* **Short task**:
Locate and copy each line in the data that contains the word "name".

* **Dataset entries**:
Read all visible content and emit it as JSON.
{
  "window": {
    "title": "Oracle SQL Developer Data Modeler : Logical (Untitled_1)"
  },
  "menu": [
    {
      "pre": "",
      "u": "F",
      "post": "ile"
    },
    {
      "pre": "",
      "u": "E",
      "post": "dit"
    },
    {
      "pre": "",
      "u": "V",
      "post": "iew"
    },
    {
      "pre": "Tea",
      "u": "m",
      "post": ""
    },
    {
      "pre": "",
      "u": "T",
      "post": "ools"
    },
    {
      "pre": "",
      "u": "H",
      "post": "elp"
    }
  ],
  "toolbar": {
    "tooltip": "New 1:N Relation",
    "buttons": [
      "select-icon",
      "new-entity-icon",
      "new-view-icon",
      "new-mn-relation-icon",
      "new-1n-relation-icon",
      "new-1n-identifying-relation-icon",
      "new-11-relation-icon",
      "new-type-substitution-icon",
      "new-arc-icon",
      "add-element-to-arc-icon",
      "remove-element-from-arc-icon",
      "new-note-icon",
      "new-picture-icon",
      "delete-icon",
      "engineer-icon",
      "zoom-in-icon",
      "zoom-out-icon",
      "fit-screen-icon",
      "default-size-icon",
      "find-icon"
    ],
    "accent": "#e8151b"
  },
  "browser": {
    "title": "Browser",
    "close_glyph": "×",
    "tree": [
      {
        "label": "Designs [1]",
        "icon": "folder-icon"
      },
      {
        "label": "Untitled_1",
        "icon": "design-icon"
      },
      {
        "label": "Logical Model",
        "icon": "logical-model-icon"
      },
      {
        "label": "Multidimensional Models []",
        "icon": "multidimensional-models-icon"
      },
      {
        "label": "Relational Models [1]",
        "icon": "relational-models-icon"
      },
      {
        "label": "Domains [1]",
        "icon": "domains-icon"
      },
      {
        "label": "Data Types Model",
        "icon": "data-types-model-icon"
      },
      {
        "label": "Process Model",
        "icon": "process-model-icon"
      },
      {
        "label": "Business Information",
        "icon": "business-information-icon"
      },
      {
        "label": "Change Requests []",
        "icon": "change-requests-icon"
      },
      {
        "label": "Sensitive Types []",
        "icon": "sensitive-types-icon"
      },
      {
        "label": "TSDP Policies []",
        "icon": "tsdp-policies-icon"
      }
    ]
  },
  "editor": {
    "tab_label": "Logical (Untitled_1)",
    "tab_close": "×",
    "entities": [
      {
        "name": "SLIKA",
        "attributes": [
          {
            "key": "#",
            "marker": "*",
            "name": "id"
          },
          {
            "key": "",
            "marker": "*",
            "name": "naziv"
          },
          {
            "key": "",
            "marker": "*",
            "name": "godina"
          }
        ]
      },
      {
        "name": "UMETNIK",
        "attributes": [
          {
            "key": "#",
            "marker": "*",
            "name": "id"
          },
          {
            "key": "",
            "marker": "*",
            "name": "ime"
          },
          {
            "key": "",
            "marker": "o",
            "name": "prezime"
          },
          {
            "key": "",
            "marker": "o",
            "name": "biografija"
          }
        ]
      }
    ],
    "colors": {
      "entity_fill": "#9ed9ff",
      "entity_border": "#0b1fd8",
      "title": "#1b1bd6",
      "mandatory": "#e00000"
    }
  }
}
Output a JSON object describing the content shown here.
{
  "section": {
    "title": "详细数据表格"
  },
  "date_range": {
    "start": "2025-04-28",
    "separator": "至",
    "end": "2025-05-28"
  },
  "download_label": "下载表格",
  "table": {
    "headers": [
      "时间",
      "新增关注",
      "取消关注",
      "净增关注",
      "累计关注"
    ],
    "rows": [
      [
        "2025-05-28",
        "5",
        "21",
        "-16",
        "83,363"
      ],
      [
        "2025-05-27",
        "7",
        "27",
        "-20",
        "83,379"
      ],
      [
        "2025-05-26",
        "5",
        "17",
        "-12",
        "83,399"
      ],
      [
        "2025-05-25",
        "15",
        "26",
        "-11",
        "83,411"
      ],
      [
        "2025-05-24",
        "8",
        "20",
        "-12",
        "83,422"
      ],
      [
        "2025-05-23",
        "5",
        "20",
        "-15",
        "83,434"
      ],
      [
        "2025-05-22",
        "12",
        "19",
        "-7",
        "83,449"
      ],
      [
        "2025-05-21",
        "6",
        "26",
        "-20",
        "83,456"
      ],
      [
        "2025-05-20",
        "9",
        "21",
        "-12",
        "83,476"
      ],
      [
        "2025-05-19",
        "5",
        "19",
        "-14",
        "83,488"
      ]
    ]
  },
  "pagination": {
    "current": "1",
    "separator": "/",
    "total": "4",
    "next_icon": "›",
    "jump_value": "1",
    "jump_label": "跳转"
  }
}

* **Response below**:
        "name": "SLIKA",
            "name": "id"
            "name": "naziv"
            "name": "godina"
        "name": "UMETNIK",
            "name": "id"
            "name": "ime"
            "name": "prezime"
            "name": "biografija"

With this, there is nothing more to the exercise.